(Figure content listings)
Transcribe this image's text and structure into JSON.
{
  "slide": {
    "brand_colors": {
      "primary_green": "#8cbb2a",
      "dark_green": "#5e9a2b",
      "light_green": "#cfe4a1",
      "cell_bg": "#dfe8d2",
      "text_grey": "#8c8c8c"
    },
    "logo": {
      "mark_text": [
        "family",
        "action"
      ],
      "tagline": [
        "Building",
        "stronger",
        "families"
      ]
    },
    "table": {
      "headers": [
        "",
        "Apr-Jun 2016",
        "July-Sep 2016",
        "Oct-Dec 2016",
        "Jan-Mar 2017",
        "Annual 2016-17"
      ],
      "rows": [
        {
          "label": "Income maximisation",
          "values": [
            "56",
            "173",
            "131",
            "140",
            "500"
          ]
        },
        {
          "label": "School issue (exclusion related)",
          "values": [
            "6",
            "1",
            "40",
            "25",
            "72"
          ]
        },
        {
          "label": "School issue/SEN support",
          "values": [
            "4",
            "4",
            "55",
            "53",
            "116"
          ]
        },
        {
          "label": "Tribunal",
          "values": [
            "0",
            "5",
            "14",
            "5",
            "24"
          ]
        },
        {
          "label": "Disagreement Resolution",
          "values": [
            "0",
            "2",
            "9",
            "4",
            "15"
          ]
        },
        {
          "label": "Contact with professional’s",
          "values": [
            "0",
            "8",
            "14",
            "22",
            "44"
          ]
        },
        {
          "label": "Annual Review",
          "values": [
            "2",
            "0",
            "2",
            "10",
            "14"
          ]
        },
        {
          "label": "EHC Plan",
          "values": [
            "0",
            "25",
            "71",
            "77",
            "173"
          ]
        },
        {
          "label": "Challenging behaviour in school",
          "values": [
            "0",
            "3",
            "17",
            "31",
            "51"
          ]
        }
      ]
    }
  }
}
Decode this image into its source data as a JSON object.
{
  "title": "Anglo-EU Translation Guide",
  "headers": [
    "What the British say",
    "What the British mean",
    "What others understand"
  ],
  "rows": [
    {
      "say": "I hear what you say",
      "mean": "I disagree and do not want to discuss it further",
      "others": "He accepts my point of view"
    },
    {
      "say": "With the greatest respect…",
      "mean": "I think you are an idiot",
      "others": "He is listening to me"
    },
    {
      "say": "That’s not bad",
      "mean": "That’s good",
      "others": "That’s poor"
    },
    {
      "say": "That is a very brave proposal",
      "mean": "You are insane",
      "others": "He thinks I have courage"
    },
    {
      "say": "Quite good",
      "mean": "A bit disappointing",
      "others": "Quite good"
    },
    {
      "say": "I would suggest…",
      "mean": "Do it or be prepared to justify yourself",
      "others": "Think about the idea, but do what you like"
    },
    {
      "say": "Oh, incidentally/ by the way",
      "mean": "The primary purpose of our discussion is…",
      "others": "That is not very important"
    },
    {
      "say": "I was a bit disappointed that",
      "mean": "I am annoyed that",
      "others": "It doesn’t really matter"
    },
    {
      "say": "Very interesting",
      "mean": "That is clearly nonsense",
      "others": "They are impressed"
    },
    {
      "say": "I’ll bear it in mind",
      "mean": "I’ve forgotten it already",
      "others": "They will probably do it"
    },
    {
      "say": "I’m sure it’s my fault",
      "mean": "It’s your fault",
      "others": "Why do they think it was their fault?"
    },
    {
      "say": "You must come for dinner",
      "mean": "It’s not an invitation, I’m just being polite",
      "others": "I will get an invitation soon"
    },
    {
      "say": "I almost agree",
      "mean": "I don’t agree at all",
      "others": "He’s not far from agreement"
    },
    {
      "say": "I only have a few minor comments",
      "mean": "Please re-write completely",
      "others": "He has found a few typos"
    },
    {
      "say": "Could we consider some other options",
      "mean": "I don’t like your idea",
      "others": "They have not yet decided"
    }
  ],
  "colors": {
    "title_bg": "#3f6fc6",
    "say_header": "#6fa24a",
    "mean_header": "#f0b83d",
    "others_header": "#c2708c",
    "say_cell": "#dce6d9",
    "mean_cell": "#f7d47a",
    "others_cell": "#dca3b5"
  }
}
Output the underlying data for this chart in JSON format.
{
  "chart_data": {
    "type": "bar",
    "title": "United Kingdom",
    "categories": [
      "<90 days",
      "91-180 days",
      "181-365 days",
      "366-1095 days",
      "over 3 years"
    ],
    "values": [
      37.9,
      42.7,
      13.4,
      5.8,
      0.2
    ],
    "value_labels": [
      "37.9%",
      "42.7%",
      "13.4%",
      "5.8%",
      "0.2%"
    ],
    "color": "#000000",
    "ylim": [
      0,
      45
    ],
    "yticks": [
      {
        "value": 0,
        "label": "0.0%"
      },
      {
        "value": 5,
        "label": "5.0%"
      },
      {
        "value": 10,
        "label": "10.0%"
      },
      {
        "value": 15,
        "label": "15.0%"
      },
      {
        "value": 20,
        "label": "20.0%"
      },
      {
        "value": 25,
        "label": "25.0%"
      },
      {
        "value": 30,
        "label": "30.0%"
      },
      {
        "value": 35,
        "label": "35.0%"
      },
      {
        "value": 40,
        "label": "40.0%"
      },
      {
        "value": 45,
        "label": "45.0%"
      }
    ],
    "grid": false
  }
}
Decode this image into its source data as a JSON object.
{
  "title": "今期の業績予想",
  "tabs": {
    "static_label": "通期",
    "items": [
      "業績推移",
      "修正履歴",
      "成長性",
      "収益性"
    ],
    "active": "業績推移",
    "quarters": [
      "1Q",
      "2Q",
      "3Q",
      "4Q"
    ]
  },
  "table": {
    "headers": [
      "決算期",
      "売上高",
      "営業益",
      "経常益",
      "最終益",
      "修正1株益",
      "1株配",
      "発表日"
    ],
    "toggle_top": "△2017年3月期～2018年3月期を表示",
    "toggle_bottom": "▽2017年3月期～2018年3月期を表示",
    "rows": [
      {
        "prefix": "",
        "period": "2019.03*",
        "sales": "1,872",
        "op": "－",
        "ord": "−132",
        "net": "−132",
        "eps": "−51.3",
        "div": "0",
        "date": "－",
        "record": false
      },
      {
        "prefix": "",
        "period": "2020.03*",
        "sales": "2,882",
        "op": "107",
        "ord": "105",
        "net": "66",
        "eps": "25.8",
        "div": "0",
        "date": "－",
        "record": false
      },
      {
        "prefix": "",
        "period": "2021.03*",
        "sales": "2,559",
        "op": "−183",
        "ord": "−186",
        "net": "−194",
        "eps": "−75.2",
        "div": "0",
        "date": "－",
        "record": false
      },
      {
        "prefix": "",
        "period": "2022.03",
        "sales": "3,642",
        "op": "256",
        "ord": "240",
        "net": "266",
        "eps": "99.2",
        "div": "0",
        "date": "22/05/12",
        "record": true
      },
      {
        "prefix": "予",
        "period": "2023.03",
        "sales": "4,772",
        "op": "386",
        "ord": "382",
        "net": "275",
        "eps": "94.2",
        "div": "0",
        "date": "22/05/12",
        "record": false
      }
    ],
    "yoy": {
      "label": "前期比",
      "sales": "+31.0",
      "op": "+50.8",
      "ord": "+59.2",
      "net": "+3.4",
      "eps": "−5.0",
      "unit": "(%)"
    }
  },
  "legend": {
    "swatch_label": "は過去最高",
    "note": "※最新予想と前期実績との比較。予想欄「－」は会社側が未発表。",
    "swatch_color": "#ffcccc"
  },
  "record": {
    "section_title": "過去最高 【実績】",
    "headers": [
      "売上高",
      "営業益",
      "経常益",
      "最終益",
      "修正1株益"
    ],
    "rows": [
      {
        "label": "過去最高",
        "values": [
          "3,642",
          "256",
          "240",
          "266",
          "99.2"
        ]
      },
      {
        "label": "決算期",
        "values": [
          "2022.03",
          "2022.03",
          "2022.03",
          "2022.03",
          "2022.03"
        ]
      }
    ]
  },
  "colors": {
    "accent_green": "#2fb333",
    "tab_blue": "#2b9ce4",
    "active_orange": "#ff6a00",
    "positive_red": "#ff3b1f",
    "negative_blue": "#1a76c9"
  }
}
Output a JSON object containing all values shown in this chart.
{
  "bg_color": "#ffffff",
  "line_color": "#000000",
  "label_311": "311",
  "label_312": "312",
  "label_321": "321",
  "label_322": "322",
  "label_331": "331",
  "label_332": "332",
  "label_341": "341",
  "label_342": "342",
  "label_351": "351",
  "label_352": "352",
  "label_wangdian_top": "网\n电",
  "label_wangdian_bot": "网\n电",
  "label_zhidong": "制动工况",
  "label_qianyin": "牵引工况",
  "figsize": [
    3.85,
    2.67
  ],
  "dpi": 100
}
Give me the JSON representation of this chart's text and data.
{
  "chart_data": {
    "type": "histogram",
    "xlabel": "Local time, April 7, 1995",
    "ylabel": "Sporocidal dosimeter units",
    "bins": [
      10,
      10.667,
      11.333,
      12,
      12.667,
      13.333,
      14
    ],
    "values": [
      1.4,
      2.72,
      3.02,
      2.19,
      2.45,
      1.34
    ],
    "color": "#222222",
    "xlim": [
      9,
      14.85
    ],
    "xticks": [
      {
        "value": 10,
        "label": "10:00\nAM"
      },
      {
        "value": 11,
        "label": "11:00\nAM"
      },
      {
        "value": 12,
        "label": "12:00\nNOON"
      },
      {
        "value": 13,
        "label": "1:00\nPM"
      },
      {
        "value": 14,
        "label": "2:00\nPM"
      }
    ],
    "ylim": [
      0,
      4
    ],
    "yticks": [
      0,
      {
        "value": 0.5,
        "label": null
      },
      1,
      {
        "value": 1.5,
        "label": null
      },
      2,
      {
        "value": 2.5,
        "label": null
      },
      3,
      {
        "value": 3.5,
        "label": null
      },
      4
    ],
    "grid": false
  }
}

[Exercise brief]
Examine the records and pull out every line where the string "have" occurs.

[Correct output]
      "others": "He thinks I have courage"
      "say": "I only have a few minor comments",
      "others": "They have not yet decided"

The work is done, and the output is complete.